TO BE DONE ▸
It is required that all of the data be written out exactly.

TASK MATERIAL ▸
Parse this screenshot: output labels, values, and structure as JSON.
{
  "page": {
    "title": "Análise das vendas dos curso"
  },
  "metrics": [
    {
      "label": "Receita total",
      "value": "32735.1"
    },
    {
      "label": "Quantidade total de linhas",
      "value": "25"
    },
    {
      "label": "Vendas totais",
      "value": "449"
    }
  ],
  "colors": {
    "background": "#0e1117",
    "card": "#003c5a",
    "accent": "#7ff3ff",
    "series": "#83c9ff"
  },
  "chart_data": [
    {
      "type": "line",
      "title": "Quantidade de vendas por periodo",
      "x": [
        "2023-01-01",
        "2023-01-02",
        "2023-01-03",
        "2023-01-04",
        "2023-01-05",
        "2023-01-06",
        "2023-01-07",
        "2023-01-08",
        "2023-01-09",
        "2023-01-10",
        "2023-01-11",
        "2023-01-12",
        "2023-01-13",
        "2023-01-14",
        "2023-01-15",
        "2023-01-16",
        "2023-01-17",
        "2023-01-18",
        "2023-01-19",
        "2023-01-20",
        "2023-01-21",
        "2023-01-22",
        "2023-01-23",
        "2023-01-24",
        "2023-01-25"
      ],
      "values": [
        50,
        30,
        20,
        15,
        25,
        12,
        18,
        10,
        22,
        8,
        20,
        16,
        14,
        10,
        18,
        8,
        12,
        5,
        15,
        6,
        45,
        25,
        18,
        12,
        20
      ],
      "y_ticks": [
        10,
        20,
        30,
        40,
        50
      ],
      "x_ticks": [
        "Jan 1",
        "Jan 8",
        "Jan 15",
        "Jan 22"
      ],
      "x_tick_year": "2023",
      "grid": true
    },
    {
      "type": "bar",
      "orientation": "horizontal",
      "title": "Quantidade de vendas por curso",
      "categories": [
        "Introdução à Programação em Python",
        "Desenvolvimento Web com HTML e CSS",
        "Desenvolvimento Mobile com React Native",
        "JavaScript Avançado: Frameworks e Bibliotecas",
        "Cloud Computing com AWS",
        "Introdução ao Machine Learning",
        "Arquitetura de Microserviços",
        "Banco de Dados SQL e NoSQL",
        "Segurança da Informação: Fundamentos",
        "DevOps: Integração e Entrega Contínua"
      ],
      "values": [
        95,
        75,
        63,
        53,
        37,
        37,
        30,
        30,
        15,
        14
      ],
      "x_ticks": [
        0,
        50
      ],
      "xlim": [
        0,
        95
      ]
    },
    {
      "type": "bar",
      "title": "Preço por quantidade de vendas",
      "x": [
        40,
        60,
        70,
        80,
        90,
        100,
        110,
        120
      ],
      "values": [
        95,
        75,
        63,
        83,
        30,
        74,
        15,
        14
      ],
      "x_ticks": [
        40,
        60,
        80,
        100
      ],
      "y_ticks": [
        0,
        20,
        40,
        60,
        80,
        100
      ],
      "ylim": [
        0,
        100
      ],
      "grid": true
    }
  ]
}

EXERCISE RESPONSE ▸
Parse this screenshot: output labels, values, and structure as JSON.
{
  "page": {
    "title": "Análise das vendas dos curso"
  },
  "metrics": [
    {
      "label": "Receita total",
      "value": "32735.1"
    },
    {
      "label": "Quantidade total de linhas",
      "value": "25"
    },
    {
      "label": "Vendas totais",
      "value": "449"
    }
  ],
  "colors": {
    "background": "#0e1117",
    "card": "#003c5a",
    "accent": "#7ff3ff",
    "series": "#83c9ff"
  },
  "chart_data": [
    {
      "type": "line",
      "title": "Quantidade de vendas por periodo",
      "x": [
        "2023-01-01",
        "2023-01-02",
        "2023-01-03",
        "2023-01-04",
        "2023-01-05",
        "2023-01-06",
        "2023-01-07",
        "2023-01-08",
        "2023-01-09",
        "2023-01-10",
        "2023-01-11",
        "2023-01-12",
        "2023-01-13",
        "2023-01-14",
        "2023-01-15",
        "2023-01-16",
        "2023-01-17",
        "2023-01-18",
        "2023-01-19",
        "2023-01-20",
        "2023-01-21",
        "2023-01-22",
        "2023-01-23",
        "2023-01-24",
        "2023-01-25"
      ],
      "values": [
        50,
        30,
        20,
        15,
        25,
        12,
        18,
        10,
        22,
        8,
        20,
        16,
        14,
        10,
        18,
        8,
        12,
        5,
        15,
        6,
        45,
        25,
        18,
        12,
        20
      ],
      "y_ticks": [
        10,
        20,
        30,
        40,
        50
      ],
      "x_ticks": [
        "Jan 1",
        "Jan 8",
        "Jan 15",
        "Jan 22"
      ],
      "x_tick_year": "2023",
      "grid": true
    },
    {
      "type": "bar",
      "orientation": "horizontal",
      "title": "Quantidade de vendas por curso",
      "categories": [
        "Introdução à Programação em Python",
        "Desenvolvimento Web com HTML e CSS",
        "Desenvolvimento Mobile com React Native",
        "JavaScript Avançado: Frameworks e Bibliotecas",
        "Cloud Computing com AWS",
        "Introdução ao Machine Learning",
        "Arquitetura de Microserviços",
        "Banco de Dados SQL e NoSQL",
        "Segurança da Informação: Fundamentos",
        "DevOps: Integração e Entrega Contínua"
      ],
      "values": [
        95,
        75,
        63,
        53,
        37,
        37,
        30,
        30,
        15,
        14
      ],
      "x_ticks": [
        0,
        50
      ],
      "xlim": [
        0,
        95
      ]
    },
    {
      "type": "bar",
      "title": "Preço por quantidade de vendas",
      "x": [
        40,
        60,
        70,
        80,
        90,
        100,
        110,
        120
      ],
      "values": [
        95,
        75,
        63,
        83,
        30,
        74,
        15,
        14
      ],
      "x_ticks": [
        40,
        60,
        80,
        100
      ],
      "y_ticks": [
        0,
        20,
        40,
        60,
        80,
        100
      ],
      "ylim": [
        0,
        100
      ],
      "grid": true
    }
  ]
}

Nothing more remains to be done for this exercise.